Start
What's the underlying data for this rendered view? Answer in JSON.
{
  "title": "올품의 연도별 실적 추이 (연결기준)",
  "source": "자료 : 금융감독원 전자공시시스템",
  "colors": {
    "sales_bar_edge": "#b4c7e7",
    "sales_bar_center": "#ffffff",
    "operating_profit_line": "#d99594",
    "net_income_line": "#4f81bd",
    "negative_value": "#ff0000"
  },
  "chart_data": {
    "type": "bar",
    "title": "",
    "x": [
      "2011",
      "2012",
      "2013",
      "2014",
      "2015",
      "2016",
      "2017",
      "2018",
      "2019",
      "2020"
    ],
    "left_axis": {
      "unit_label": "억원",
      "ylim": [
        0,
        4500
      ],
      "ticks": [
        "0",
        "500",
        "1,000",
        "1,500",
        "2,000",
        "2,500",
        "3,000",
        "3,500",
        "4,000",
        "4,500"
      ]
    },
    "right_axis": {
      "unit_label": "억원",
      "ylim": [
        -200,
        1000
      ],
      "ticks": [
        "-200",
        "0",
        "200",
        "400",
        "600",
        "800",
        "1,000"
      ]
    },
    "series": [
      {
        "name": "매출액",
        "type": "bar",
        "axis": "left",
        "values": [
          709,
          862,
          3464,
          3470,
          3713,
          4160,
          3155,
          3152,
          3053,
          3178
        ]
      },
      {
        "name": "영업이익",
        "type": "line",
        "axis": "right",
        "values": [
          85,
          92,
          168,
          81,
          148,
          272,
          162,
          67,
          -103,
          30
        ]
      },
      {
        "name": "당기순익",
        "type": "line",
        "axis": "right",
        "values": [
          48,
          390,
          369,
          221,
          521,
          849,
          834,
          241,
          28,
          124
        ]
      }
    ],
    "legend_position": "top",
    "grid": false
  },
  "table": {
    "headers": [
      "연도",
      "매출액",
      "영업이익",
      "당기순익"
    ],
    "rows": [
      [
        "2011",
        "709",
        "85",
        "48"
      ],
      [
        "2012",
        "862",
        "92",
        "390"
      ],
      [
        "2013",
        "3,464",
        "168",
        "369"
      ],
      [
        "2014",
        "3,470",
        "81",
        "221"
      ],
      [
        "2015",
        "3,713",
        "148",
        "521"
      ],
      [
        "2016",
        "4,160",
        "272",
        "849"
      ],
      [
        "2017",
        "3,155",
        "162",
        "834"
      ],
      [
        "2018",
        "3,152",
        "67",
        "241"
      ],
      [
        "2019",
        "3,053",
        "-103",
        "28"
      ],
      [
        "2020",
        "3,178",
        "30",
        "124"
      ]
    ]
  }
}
End
→ **TASK OBJECTIVE**
Gather each line in the data that holds the string "type".

→ **RESPONSE TO THE EXERCISE**
    "type": "bar",
        "type": "bar",
        "type": "line",
        "type": "line",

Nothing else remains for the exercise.